● DIRECTIONS
Go through the lines below. Copy those with "JSON".

● INPUT RECORDS
┄┄┄┄┄┄
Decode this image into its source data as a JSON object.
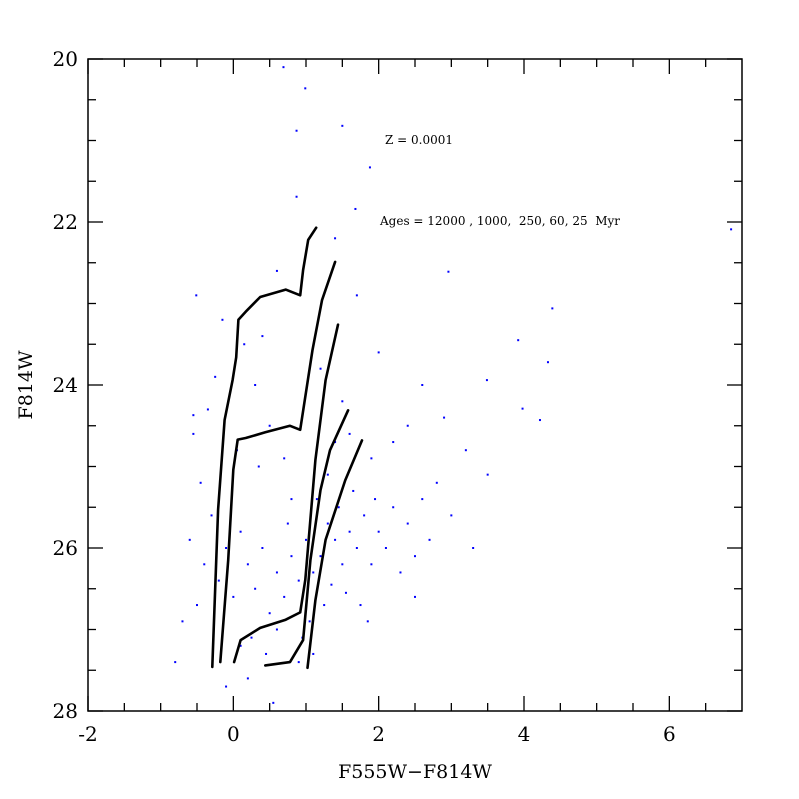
{
  "chart_data": {
    "type": "scatter",
    "x_label": "F555W−F814W",
    "y_label": "F814W",
    "annotations": [
      "Z = 0.0001",
      "Ages = 12000 , 1000,  250, 60, 25  Myr"
    ],
    "xlim": [
      -2,
      7
    ],
    "ylim": [
      20,
      28
    ],
    "y_inverted": true,
    "xticks": [
      -2,
      0,
      2,
      4,
      6
    ],
    "yticks": [
      20,
      22,
      24,
      26,
      28
    ],
    "xminorticks": [
      -1.5,
      -1,
      -0.5,
      0.5,
      1,
      1.5,
      2.5,
      3,
      3.5,
      4.5,
      5,
      5.5,
      6.5
    ],
    "yminorticks": [
      20.5,
      21,
      21.5,
      22.5,
      23,
      23.5,
      24.5,
      25,
      25.5,
      26.5,
      27,
      27.5
    ],
    "points": {
      "color": "#0000ff",
      "x": [
        1.2,
        1.4,
        1.1,
        1.5,
        1.3,
        1.6,
        0.9,
        1.7,
        1.0,
        1.35,
        1.8,
        1.25,
        0.8,
        1.9,
        1.45,
        0.7,
        2.0,
        1.55,
        0.6,
        2.1,
        1.15,
        0.5,
        2.2,
        1.05,
        0.4,
        1.65,
        0.3,
        2.3,
        0.95,
        1.75,
        0.2,
        2.4,
        0.1,
        1.3,
        0.0,
        2.5,
        -0.1,
        0.6,
        2.6,
        -0.2,
        0.8,
        2.7,
        -0.3,
        0.45,
        1.9,
        -0.4,
        0.25,
        2.8,
        -0.5,
        0.7,
        3.0,
        -0.6,
        0.1,
        1.6,
        -0.7,
        0.35,
        2.2,
        -0.45,
        0.5,
        3.2,
        -0.55,
        0.05,
        1.5,
        -0.35,
        0.3,
        2.4,
        -0.25,
        0.15,
        1.2,
        -0.15,
        0.4,
        2.0,
        1.7,
        0.6,
        1.4,
        2.6,
        3.5,
        2.9,
        -0.8,
        0.9,
        0.2,
        1.1,
        -0.1,
        0.55,
        2.5,
        3.3,
        1.85,
        0.75,
        1.95,
        1.4,
        0.99,
        1.5,
        0.87,
        0.87,
        1.88,
        1.68,
        2.96,
        3.92,
        4.39,
        4.33,
        3.98,
        4.22,
        6.85,
        0.69,
        -0.51,
        -0.55,
        3.49
      ],
      "y": [
        26.1,
        25.9,
        26.3,
        26.2,
        25.7,
        25.8,
        26.4,
        26.0,
        25.9,
        26.45,
        25.6,
        26.7,
        26.1,
        26.2,
        25.5,
        26.6,
        25.8,
        26.55,
        26.3,
        26.0,
        25.4,
        26.8,
        25.5,
        26.9,
        26.0,
        25.3,
        26.5,
        26.3,
        27.1,
        26.7,
        26.2,
        25.7,
        25.8,
        25.1,
        26.6,
        26.1,
        26.0,
        27.0,
        25.4,
        26.4,
        25.4,
        25.9,
        25.6,
        27.3,
        24.9,
        26.2,
        27.1,
        25.2,
        26.7,
        24.9,
        25.6,
        25.9,
        27.2,
        24.6,
        26.9,
        25.0,
        24.7,
        25.2,
        24.5,
        24.8,
        24.6,
        24.8,
        24.2,
        24.3,
        24.0,
        24.5,
        23.9,
        23.5,
        23.8,
        23.2,
        23.4,
        23.6,
        22.9,
        22.6,
        22.2,
        24.0,
        25.1,
        24.4,
        27.4,
        27.4,
        27.6,
        27.3,
        27.7,
        27.9,
        26.6,
        26.0,
        26.9,
        25.7,
        25.4,
        24.7,
        20.36,
        20.82,
        20.88,
        21.69,
        21.33,
        21.84,
        22.61,
        23.45,
        23.06,
        23.72,
        24.29,
        24.43,
        22.09,
        20.1,
        22.9,
        24.37,
        23.94
      ]
    },
    "lines": [
      {
        "color": "#000000",
        "x": [
          -0.29,
          -0.21,
          -0.12,
          -0.01,
          0.04,
          0.07,
          0.17,
          0.37,
          0.72,
          0.92,
          0.96,
          1.03,
          1.14
        ],
        "y": [
          27.46,
          25.53,
          24.43,
          23.94,
          23.66,
          23.2,
          23.1,
          22.92,
          22.83,
          22.9,
          22.59,
          22.22,
          22.07
        ]
      },
      {
        "color": "#000000",
        "x": [
          -0.18,
          -0.07,
          0.0,
          0.06,
          0.17,
          0.44,
          0.78,
          0.92,
          1.09,
          1.22,
          1.4
        ],
        "y": [
          27.4,
          26.15,
          25.04,
          24.67,
          24.65,
          24.58,
          24.5,
          24.55,
          23.57,
          22.96,
          22.49
        ]
      },
      {
        "color": "#000000",
        "x": [
          0.01,
          0.1,
          0.37,
          0.72,
          0.92,
          0.99,
          1.13,
          1.27,
          1.44
        ],
        "y": [
          27.4,
          27.13,
          26.98,
          26.88,
          26.79,
          26.39,
          24.92,
          23.94,
          23.26
        ]
      },
      {
        "color": "#000000",
        "x": [
          0.44,
          0.78,
          0.96,
          1.06,
          1.2,
          1.33,
          1.58
        ],
        "y": [
          27.44,
          27.4,
          27.13,
          26.15,
          25.29,
          24.8,
          24.31
        ]
      },
      {
        "color": "#000000",
        "x": [
          1.02,
          1.13,
          1.27,
          1.54,
          1.77
        ],
        "y": [
          27.47,
          26.64,
          25.9,
          25.17,
          24.68
        ]
      }
    ]
  }
}
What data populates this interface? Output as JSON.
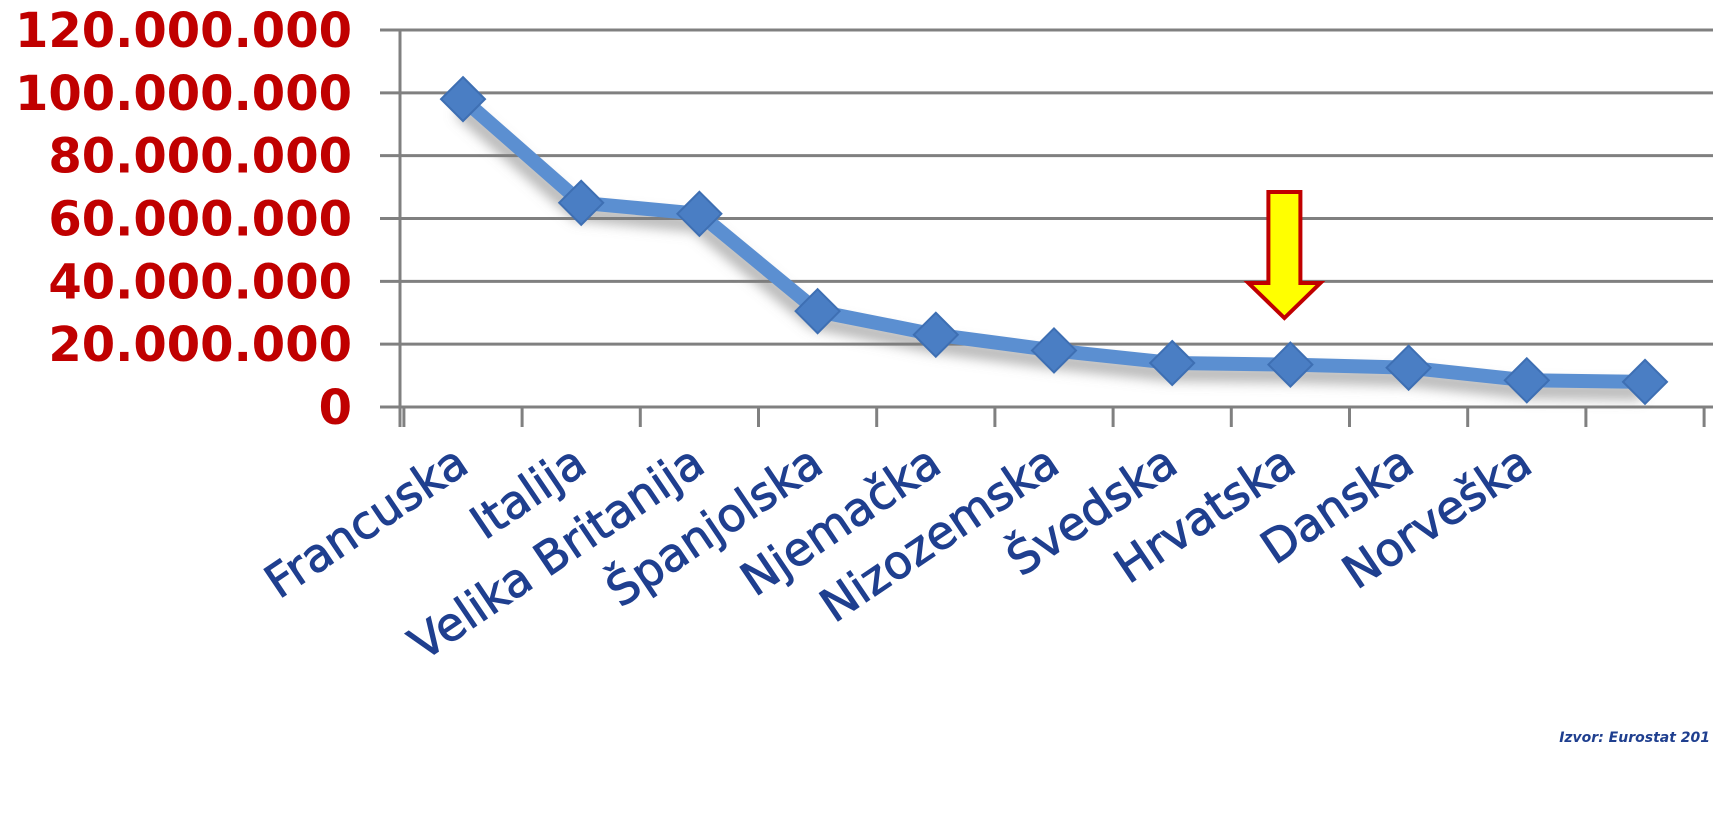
{
  "chart_data": {
    "type": "line",
    "categories": [
      "Francuska",
      "Italija",
      "Velika Britanija",
      "Španjolska",
      "Njemačka",
      "Nizozemska",
      "Švedska",
      "Hrvatska",
      "Danska",
      "Norveška",
      ""
    ],
    "series": [
      {
        "values": [
          98000000,
          65000000,
          61500000,
          30500000,
          23000000,
          18000000,
          14000000,
          13500000,
          12500000,
          8500000,
          8000000
        ]
      }
    ],
    "ylim": [
      0,
      120000000
    ],
    "yticks": [
      0,
      20000000,
      40000000,
      60000000,
      80000000,
      100000000,
      120000000
    ],
    "ytick_labels": [
      "0",
      "20.000.000",
      "40.000.000",
      "60.000.000",
      "80.000.000",
      "100.000.000",
      "120.000.000"
    ],
    "grid": true,
    "highlight_category": "Hrvatska",
    "colors": {
      "line": "#5b8fd1",
      "ytick_text": "#c00000",
      "xtick_text": "#1f3f8f",
      "grid": "#808080",
      "arrow_fill": "#ffff00",
      "arrow_stroke": "#c00000"
    },
    "source": "Izvor: Eurostat 201"
  }
}
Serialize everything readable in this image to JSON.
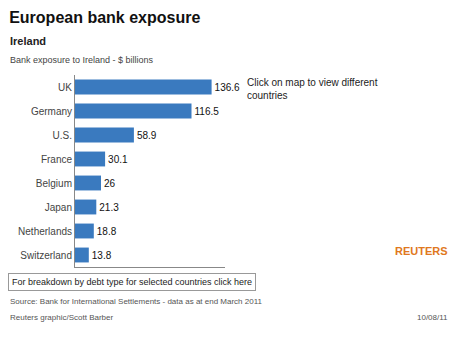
{
  "chart_data": {
    "type": "bar",
    "orientation": "horizontal",
    "title": "European bank exposure",
    "annotations": [
      "Ireland",
      "Bank exposure to Ireland - $ billions",
      "Click on map to view different\ncountries",
      "For breakdown by debt type for selected countries click here",
      "Source: Bank for International Settlements - data as at end March 2011",
      "Reuters graphic/Scott Barber",
      "10/08/11",
      "REUTERS"
    ],
    "categories": [
      "UK",
      "Germany",
      "U.S.",
      "France",
      "Belgium",
      "Japan",
      "Netherlands",
      "Switzerland"
    ],
    "values": [
      136.6,
      116.5,
      58.9,
      30.1,
      26.0,
      21.3,
      18.8,
      13.8
    ],
    "color": "#3a7abf",
    "xlim": [
      0,
      150
    ],
    "xticks": [],
    "tick_labels": "y",
    "data_labels": true,
    "grid": false
  }
}
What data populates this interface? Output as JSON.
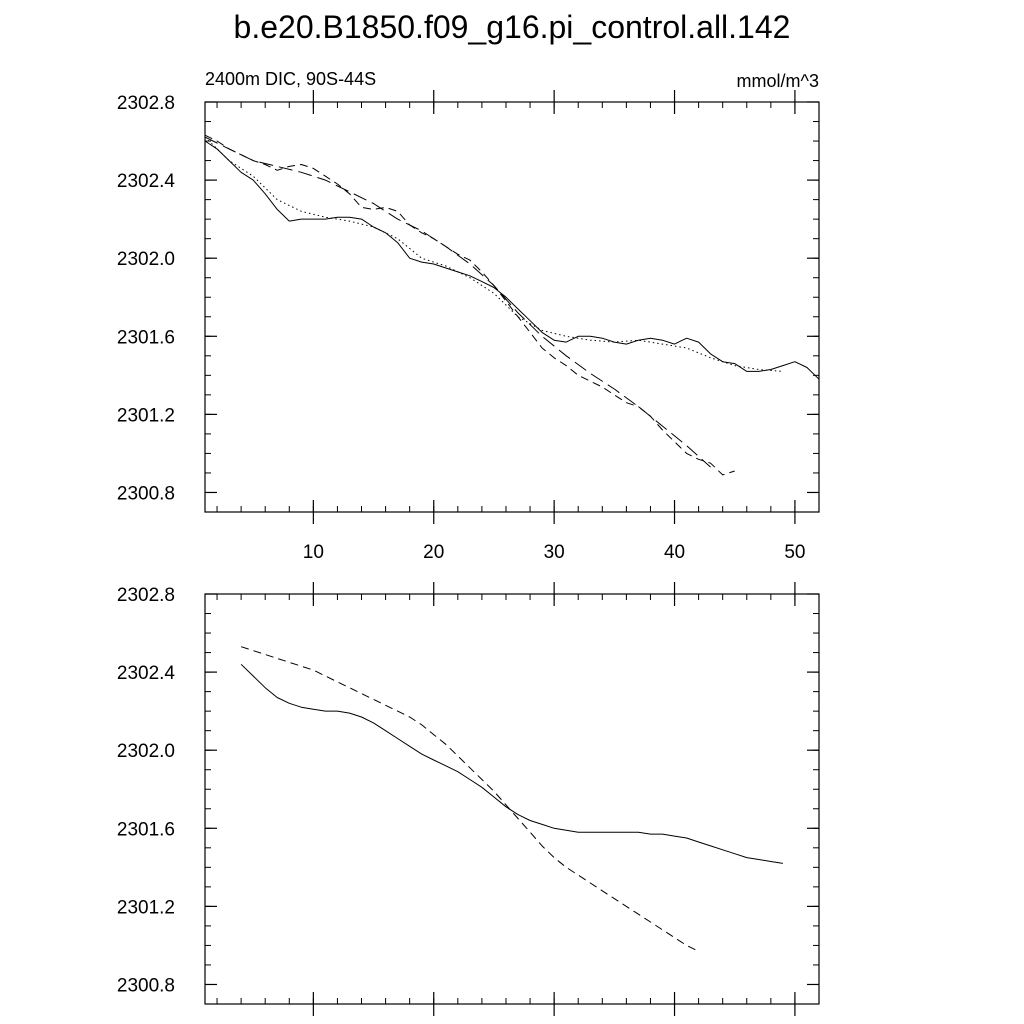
{
  "figure": {
    "title": "b.e20.B1850.f09_g16.pi_control.all.142"
  },
  "chart_data": [
    {
      "type": "line",
      "title": "",
      "left_label": "2400m DIC, 90S-44S",
      "right_label": "mmol/m^3",
      "xlabel": "",
      "ylabel": "",
      "xlim": [
        1,
        52
      ],
      "ylim": [
        2300.7,
        2302.8
      ],
      "yticks": [
        2300.8,
        2301.2,
        2301.6,
        2302.0,
        2302.4,
        2302.8
      ],
      "ytick_labels": [
        "2300.8",
        "2301.2",
        "2301.6",
        "2302.0",
        "2302.4",
        "2302.8"
      ],
      "xticks": [
        10,
        20,
        30,
        40,
        50
      ],
      "xtick_labels": [
        "10",
        "20",
        "30",
        "40",
        "50"
      ],
      "grid": false,
      "series": [
        {
          "style": "solid",
          "x": [
            1,
            2,
            3,
            4,
            5,
            6,
            7,
            8,
            9,
            10,
            11,
            12,
            13,
            14,
            15,
            16,
            17,
            18,
            19,
            20,
            21,
            22,
            23,
            24,
            25,
            26,
            27,
            28,
            29,
            30,
            31,
            32,
            33,
            34,
            35,
            36,
            37,
            38,
            39,
            40,
            41,
            42,
            43,
            44,
            45,
            46,
            47,
            48,
            49,
            50,
            51,
            52
          ],
          "y": [
            2302.6,
            2302.56,
            2302.5,
            2302.44,
            2302.4,
            2302.33,
            2302.25,
            2302.19,
            2302.2,
            2302.2,
            2302.2,
            2302.21,
            2302.21,
            2302.2,
            2302.16,
            2302.13,
            2302.08,
            2302.0,
            2301.98,
            2301.97,
            2301.95,
            2301.93,
            2301.91,
            2301.88,
            2301.85,
            2301.8,
            2301.74,
            2301.68,
            2301.62,
            2301.58,
            2301.57,
            2301.6,
            2301.6,
            2301.59,
            2301.57,
            2301.56,
            2301.58,
            2301.59,
            2301.58,
            2301.56,
            2301.59,
            2301.57,
            2301.51,
            2301.47,
            2301.46,
            2301.42,
            2301.42,
            2301.43,
            2301.45,
            2301.47,
            2301.44,
            2301.38
          ]
        },
        {
          "style": "dotted",
          "x": [
            1,
            3,
            5,
            7,
            9,
            11,
            13,
            15,
            17,
            19,
            21,
            23,
            25,
            27,
            29,
            31,
            33,
            35,
            37,
            39,
            41,
            43,
            45,
            47,
            49
          ],
          "y": [
            2302.62,
            2302.5,
            2302.42,
            2302.3,
            2302.24,
            2302.21,
            2302.19,
            2302.16,
            2302.1,
            2302.0,
            2301.96,
            2301.9,
            2301.82,
            2301.7,
            2301.63,
            2301.6,
            2301.58,
            2301.57,
            2301.58,
            2301.56,
            2301.54,
            2301.49,
            2301.45,
            2301.43,
            2301.42
          ]
        },
        {
          "style": "dashed",
          "x": [
            1,
            2,
            3,
            4,
            5,
            6,
            7,
            8,
            9,
            10,
            11,
            12,
            13,
            14,
            15,
            16,
            17,
            18,
            19,
            20,
            21,
            22,
            23,
            24,
            25,
            26,
            27,
            28,
            29,
            30,
            31,
            32,
            33,
            34,
            35,
            36,
            37,
            38,
            39,
            40,
            41,
            42,
            43,
            44,
            45
          ],
          "y": [
            2302.63,
            2302.6,
            2302.56,
            2302.53,
            2302.5,
            2302.48,
            2302.45,
            2302.47,
            2302.48,
            2302.46,
            2302.42,
            2302.38,
            2302.33,
            2302.26,
            2302.25,
            2302.26,
            2302.24,
            2302.17,
            2302.13,
            2302.1,
            2302.06,
            2302.02,
            2301.99,
            2301.93,
            2301.86,
            2301.78,
            2301.7,
            2301.62,
            2301.54,
            2301.49,
            2301.45,
            2301.4,
            2301.37,
            2301.34,
            2301.3,
            2301.26,
            2301.24,
            2301.19,
            2301.12,
            2301.06,
            2301.0,
            2300.97,
            2300.95,
            2300.89,
            2300.91
          ]
        },
        {
          "style": "longdash",
          "x": [
            1,
            3,
            5,
            7,
            9,
            11,
            13,
            15,
            17,
            19,
            21,
            23,
            25,
            27,
            29,
            31,
            33,
            35,
            37,
            39,
            41,
            43
          ],
          "y": [
            2302.62,
            2302.56,
            2302.5,
            2302.47,
            2302.44,
            2302.4,
            2302.34,
            2302.28,
            2302.2,
            2302.14,
            2302.06,
            2301.97,
            2301.86,
            2301.72,
            2301.6,
            2301.5,
            2301.41,
            2301.33,
            2301.24,
            2301.14,
            2301.04,
            2300.93
          ]
        }
      ]
    },
    {
      "type": "line",
      "title": "",
      "xlabel": "",
      "ylabel": "",
      "xlim": [
        1,
        52
      ],
      "ylim": [
        2300.7,
        2302.8
      ],
      "yticks": [
        2300.8,
        2301.2,
        2301.6,
        2302.0,
        2302.4,
        2302.8
      ],
      "ytick_labels": [
        "2300.8",
        "2301.2",
        "2301.6",
        "2302.0",
        "2302.4",
        "2302.8"
      ],
      "xticks": [
        10,
        20,
        30,
        40,
        50
      ],
      "grid": false,
      "series": [
        {
          "style": "solid",
          "x": [
            4,
            5,
            6,
            7,
            8,
            9,
            10,
            11,
            12,
            13,
            14,
            15,
            16,
            17,
            18,
            19,
            20,
            21,
            22,
            23,
            24,
            25,
            26,
            27,
            28,
            29,
            30,
            31,
            32,
            33,
            34,
            35,
            36,
            37,
            38,
            39,
            40,
            41,
            42,
            43,
            44,
            45,
            46,
            47,
            48,
            49
          ],
          "y": [
            2302.44,
            2302.38,
            2302.32,
            2302.27,
            2302.24,
            2302.22,
            2302.21,
            2302.2,
            2302.2,
            2302.19,
            2302.17,
            2302.14,
            2302.1,
            2302.06,
            2302.02,
            2301.98,
            2301.95,
            2301.92,
            2301.89,
            2301.85,
            2301.81,
            2301.76,
            2301.71,
            2301.67,
            2301.64,
            2301.62,
            2301.6,
            2301.59,
            2301.58,
            2301.58,
            2301.58,
            2301.58,
            2301.58,
            2301.58,
            2301.57,
            2301.57,
            2301.56,
            2301.55,
            2301.53,
            2301.51,
            2301.49,
            2301.47,
            2301.45,
            2301.44,
            2301.43,
            2301.42
          ]
        },
        {
          "style": "dashed",
          "x": [
            4,
            5,
            6,
            7,
            8,
            9,
            10,
            11,
            12,
            13,
            14,
            15,
            16,
            17,
            18,
            19,
            20,
            21,
            22,
            23,
            24,
            25,
            26,
            27,
            28,
            29,
            30,
            31,
            32,
            33,
            34,
            35,
            36,
            37,
            38,
            39,
            40,
            41,
            42
          ],
          "y": [
            2302.53,
            2302.51,
            2302.49,
            2302.47,
            2302.45,
            2302.43,
            2302.41,
            2302.38,
            2302.35,
            2302.32,
            2302.29,
            2302.26,
            2302.23,
            2302.2,
            2302.17,
            2302.13,
            2302.08,
            2302.03,
            2301.97,
            2301.91,
            2301.85,
            2301.79,
            2301.72,
            2301.65,
            2301.58,
            2301.51,
            2301.45,
            2301.4,
            2301.36,
            2301.32,
            2301.28,
            2301.24,
            2301.2,
            2301.16,
            2301.12,
            2301.08,
            2301.04,
            2301.0,
            2300.97
          ]
        }
      ]
    }
  ]
}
┄┄┄┄┄┄
● THE COMPLETED TASK
Decode this image into its source data as a JSON object.
What data populates this interface? Output as JSON.
Serialize everything readable in this image to JSON.
What data populates this interface? Output as JSON.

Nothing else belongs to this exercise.